— BEGIN RECORDS PROVIDED —

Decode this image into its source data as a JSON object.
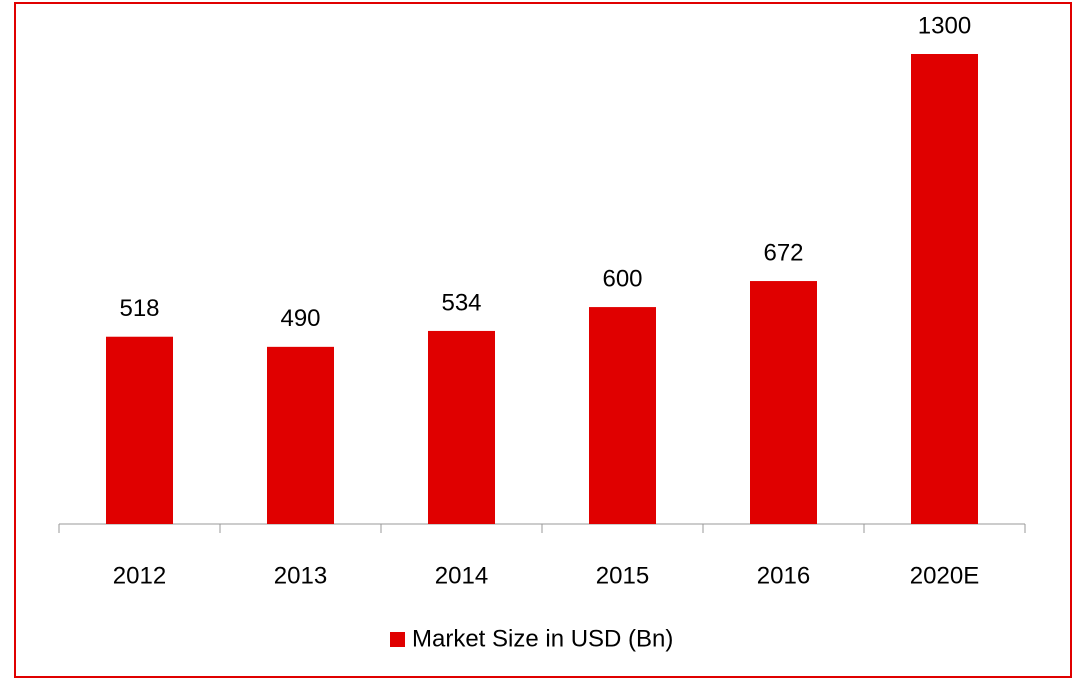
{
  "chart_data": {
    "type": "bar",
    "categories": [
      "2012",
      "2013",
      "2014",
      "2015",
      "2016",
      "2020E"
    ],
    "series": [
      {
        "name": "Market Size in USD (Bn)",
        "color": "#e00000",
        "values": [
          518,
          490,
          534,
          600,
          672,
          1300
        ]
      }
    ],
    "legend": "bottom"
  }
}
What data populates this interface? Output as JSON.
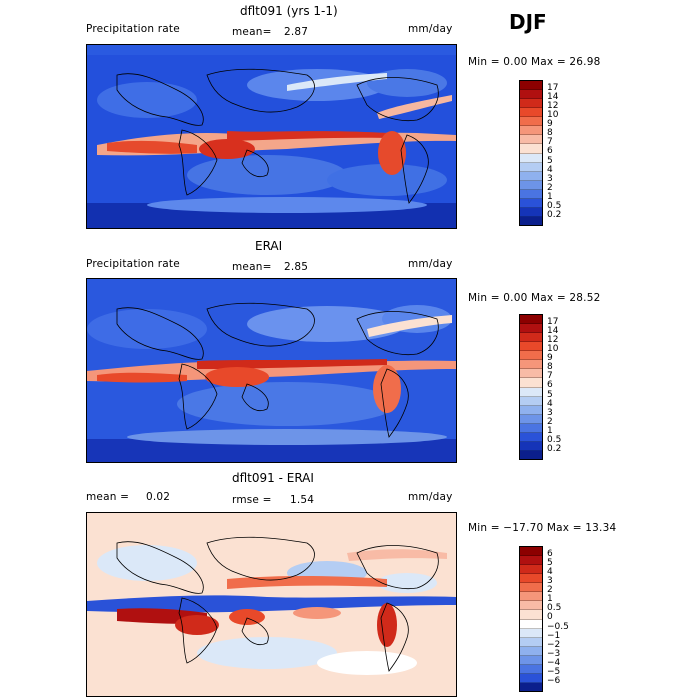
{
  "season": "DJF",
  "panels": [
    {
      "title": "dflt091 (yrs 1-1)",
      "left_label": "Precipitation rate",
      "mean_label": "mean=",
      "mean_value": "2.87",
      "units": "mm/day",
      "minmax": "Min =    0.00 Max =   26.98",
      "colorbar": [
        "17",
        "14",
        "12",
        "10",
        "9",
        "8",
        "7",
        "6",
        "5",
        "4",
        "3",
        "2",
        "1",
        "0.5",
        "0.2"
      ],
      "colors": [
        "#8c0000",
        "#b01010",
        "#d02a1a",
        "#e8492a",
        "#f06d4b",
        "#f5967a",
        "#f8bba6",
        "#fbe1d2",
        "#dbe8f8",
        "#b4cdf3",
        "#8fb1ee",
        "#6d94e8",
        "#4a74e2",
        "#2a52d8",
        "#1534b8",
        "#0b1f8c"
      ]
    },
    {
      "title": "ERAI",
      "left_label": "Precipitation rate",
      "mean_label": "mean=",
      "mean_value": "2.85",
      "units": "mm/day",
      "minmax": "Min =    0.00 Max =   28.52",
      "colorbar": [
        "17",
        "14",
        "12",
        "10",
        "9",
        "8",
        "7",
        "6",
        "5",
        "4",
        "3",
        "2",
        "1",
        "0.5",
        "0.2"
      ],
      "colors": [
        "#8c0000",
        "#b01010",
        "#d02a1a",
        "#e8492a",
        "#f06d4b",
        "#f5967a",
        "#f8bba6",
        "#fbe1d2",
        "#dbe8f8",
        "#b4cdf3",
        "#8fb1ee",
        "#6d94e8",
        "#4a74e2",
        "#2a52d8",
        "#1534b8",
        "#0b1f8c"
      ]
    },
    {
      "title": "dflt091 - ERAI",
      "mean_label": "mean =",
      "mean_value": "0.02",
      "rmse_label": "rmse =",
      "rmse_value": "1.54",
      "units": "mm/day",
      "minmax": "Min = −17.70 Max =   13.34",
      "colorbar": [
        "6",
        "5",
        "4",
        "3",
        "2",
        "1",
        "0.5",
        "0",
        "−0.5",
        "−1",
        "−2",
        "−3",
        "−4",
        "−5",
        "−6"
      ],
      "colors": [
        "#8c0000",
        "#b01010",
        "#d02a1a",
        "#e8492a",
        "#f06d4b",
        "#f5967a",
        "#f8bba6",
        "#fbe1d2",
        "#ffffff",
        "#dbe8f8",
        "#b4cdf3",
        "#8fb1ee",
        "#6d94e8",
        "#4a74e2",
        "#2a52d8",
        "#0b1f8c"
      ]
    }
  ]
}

— END RECORDS PROVIDED —

GIVEN PROBLEM.
Quote the data above in full and without alteration; skip the pictures.

WORKED SOLUTION.
Decode this image into its source data as a JSON object.
{
  "chart_data": {
    "type": "bar",
    "categories": [
      "2012",
      "2013",
      "2014",
      "2015",
      "2016",
      "2020E"
    ],
    "series": [
      {
        "name": "Market Size in USD (Bn)",
        "color": "#e00000",
        "values": [
          518,
          490,
          534,
          600,
          672,
          1300
        ]
      }
    ],
    "legend": "bottom"
  }
}
What data populates this interface? Output as JSON.
{
  "season": "DJF",
  "panels": [
    {
      "title": "dflt091 (yrs 1-1)",
      "left_label": "Precipitation rate",
      "mean_label": "mean=",
      "mean_value": "2.87",
      "units": "mm/day",
      "minmax": "Min =    0.00 Max =   26.98",
      "colorbar": [
        "17",
        "14",
        "12",
        "10",
        "9",
        "8",
        "7",
        "6",
        "5",
        "4",
        "3",
        "2",
        "1",
        "0.5",
        "0.2"
      ],
      "colors": [
        "#8c0000",
        "#b01010",
        "#d02a1a",
        "#e8492a",
        "#f06d4b",
        "#f5967a",
        "#f8bba6",
        "#fbe1d2",
        "#dbe8f8",
        "#b4cdf3",
        "#8fb1ee",
        "#6d94e8",
        "#4a74e2",
        "#2a52d8",
        "#1534b8",
        "#0b1f8c"
      ]
    },
    {
      "title": "ERAI",
      "left_label": "Precipitation rate",
      "mean_label": "mean=",
      "mean_value": "2.85",
      "units": "mm/day",
      "minmax": "Min =    0.00 Max =   28.52",
      "colorbar": [
        "17",
        "14",
        "12",
        "10",
        "9",
        "8",
        "7",
        "6",
        "5",
        "4",
        "3",
        "2",
        "1",
        "0.5",
        "0.2"
      ],
      "colors": [
        "#8c0000",
        "#b01010",
        "#d02a1a",
        "#e8492a",
        "#f06d4b",
        "#f5967a",
        "#f8bba6",
        "#fbe1d2",
        "#dbe8f8",
        "#b4cdf3",
        "#8fb1ee",
        "#6d94e8",
        "#4a74e2",
        "#2a52d8",
        "#1534b8",
        "#0b1f8c"
      ]
    },
    {
      "title": "dflt091 - ERAI",
      "mean_label": "mean =",
      "mean_value": "0.02",
      "rmse_label": "rmse =",
      "rmse_value": "1.54",
      "units": "mm/day",
      "minmax": "Min = −17.70 Max =   13.34",
      "colorbar": [
        "6",
        "5",
        "4",
        "3",
        "2",
        "1",
        "0.5",
        "0",
        "−0.5",
        "−1",
        "−2",
        "−3",
        "−4",
        "−5",
        "−6"
      ],
      "colors": [
        "#8c0000",
        "#b01010",
        "#d02a1a",
        "#e8492a",
        "#f06d4b",
        "#f5967a",
        "#f8bba6",
        "#fbe1d2",
        "#ffffff",
        "#dbe8f8",
        "#b4cdf3",
        "#8fb1ee",
        "#6d94e8",
        "#4a74e2",
        "#2a52d8",
        "#0b1f8c"
      ]
    }
  ]
}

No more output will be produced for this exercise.